[Extracted records]
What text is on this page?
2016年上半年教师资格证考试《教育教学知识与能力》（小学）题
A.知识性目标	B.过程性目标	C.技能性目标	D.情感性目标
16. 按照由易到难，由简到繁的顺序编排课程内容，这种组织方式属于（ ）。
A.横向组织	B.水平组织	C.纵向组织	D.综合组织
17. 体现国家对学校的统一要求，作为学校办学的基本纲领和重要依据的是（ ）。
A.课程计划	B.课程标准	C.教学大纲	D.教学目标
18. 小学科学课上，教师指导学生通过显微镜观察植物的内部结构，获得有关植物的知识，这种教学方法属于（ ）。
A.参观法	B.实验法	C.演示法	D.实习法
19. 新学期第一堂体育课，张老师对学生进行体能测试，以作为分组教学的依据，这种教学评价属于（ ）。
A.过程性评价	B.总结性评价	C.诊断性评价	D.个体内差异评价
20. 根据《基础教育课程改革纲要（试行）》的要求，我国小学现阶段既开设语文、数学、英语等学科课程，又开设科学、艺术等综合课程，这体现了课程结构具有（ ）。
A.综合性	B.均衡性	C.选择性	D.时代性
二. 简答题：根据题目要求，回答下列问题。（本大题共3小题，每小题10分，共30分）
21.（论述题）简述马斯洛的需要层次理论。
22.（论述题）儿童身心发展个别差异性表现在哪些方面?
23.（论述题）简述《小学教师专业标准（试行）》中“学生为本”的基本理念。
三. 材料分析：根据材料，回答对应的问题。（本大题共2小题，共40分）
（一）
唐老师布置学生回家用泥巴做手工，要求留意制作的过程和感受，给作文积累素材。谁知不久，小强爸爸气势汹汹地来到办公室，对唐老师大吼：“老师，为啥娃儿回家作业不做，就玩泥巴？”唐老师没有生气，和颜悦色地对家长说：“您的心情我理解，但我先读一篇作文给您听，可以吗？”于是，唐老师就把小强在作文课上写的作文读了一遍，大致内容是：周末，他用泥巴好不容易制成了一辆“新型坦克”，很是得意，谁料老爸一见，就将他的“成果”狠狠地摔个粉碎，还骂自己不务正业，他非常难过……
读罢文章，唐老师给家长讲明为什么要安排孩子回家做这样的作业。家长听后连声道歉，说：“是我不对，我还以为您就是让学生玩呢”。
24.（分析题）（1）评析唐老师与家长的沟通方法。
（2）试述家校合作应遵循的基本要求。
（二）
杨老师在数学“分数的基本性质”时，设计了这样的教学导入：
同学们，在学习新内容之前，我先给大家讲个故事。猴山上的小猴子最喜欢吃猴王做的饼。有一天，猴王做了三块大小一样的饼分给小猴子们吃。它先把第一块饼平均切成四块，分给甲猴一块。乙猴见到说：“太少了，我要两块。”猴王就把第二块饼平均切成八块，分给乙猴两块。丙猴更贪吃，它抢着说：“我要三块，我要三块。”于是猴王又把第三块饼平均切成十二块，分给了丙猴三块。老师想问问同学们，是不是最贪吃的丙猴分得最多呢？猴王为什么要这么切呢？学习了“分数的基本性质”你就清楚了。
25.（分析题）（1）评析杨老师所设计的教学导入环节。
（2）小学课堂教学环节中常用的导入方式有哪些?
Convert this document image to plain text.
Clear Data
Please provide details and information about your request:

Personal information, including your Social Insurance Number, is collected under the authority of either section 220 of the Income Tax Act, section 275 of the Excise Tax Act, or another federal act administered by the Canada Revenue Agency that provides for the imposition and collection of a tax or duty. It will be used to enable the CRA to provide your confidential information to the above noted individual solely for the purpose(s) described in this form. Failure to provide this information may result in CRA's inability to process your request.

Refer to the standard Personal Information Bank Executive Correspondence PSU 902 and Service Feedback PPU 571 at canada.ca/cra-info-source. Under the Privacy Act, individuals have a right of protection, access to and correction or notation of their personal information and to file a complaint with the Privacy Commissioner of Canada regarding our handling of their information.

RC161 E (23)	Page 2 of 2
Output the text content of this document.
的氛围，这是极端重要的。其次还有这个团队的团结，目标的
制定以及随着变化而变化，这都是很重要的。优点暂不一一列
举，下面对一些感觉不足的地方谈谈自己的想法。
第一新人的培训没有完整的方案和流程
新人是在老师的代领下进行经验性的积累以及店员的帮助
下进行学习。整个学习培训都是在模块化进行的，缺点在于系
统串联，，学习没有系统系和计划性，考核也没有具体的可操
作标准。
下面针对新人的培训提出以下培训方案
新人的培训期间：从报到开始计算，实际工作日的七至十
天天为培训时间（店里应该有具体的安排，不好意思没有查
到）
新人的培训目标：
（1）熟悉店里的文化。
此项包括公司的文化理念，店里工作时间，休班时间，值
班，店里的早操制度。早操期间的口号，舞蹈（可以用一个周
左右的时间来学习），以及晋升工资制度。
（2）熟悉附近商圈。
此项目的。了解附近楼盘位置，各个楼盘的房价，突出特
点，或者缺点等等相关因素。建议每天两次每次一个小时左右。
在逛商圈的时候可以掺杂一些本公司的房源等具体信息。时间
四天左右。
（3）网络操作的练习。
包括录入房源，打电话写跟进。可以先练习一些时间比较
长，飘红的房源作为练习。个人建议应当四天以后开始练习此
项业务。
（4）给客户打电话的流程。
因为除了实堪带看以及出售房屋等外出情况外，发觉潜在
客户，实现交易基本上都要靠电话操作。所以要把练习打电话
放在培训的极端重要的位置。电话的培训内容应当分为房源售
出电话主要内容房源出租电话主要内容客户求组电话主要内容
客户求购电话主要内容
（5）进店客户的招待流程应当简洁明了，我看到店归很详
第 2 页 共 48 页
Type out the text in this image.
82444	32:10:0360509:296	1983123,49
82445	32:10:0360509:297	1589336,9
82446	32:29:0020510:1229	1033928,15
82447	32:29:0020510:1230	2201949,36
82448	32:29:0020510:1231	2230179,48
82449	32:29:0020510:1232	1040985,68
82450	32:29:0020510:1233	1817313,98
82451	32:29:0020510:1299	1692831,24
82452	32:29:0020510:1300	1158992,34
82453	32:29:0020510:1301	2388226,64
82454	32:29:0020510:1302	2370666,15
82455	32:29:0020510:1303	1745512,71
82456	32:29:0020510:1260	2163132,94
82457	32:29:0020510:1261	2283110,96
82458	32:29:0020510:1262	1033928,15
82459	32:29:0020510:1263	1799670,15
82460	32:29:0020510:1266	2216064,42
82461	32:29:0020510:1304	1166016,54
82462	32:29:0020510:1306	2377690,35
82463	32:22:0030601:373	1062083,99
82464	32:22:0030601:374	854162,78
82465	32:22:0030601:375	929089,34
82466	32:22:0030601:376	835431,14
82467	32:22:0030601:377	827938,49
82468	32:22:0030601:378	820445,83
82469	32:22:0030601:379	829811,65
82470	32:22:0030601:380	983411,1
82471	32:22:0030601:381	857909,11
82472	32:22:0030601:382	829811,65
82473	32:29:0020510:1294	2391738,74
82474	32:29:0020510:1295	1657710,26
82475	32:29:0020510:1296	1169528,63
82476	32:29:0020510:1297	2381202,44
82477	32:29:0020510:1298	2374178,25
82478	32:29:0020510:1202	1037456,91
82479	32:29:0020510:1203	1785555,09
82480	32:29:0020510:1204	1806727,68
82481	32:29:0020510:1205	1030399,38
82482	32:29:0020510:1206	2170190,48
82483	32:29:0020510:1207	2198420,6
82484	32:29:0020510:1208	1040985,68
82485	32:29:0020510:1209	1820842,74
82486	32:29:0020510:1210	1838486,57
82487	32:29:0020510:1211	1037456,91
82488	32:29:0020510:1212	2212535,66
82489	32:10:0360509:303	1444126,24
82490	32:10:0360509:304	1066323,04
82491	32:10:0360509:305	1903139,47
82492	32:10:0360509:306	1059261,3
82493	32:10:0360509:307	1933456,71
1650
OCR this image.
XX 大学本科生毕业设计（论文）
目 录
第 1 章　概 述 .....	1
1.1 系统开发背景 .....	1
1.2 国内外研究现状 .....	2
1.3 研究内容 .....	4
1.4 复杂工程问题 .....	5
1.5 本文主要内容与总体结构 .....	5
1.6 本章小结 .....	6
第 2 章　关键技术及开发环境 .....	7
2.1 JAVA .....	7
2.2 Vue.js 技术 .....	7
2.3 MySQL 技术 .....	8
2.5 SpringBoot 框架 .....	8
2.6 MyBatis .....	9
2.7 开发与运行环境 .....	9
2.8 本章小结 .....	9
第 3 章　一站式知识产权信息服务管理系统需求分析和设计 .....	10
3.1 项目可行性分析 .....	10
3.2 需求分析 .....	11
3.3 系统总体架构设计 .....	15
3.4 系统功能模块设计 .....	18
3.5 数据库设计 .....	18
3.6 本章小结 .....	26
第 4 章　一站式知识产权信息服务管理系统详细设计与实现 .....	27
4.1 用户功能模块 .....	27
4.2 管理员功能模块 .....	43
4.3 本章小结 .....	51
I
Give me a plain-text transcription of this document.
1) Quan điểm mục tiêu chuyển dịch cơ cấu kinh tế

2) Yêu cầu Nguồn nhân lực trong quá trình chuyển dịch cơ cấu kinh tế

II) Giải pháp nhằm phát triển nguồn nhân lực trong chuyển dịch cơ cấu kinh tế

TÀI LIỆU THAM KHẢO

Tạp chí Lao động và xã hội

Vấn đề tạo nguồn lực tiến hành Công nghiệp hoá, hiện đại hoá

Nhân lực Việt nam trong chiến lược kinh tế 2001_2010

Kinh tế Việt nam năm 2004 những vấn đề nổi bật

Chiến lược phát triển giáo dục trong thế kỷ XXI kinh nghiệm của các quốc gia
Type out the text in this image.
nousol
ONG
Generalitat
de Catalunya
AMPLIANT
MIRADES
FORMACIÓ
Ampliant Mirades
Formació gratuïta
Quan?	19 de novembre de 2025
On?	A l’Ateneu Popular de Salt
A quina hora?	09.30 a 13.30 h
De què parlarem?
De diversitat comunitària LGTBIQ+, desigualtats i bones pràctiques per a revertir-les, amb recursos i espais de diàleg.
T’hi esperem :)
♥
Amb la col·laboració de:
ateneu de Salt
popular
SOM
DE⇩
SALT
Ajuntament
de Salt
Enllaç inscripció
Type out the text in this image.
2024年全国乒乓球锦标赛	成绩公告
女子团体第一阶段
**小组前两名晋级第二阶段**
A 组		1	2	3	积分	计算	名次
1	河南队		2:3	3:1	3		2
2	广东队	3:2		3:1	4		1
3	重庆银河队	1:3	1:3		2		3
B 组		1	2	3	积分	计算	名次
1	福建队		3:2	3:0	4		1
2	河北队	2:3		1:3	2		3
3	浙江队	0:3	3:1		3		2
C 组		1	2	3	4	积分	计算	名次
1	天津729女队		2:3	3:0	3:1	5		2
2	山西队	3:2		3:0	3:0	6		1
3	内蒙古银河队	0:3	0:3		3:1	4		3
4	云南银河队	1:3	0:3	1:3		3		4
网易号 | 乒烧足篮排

* [YOUR TASK] Return all lines with the word "dịch" in them.

* [OUTPUT OF THE EXERCISE]
1) Quan điểm mục tiêu chuyển dịch cơ cấu kinh tế
2) Yêu cầu Nguồn nhân lực trong quá trình chuyển dịch cơ cấu kinh tế
II) Giải pháp nhằm phát triển nguồn nhân lực trong chuyển dịch cơ cấu kinh tế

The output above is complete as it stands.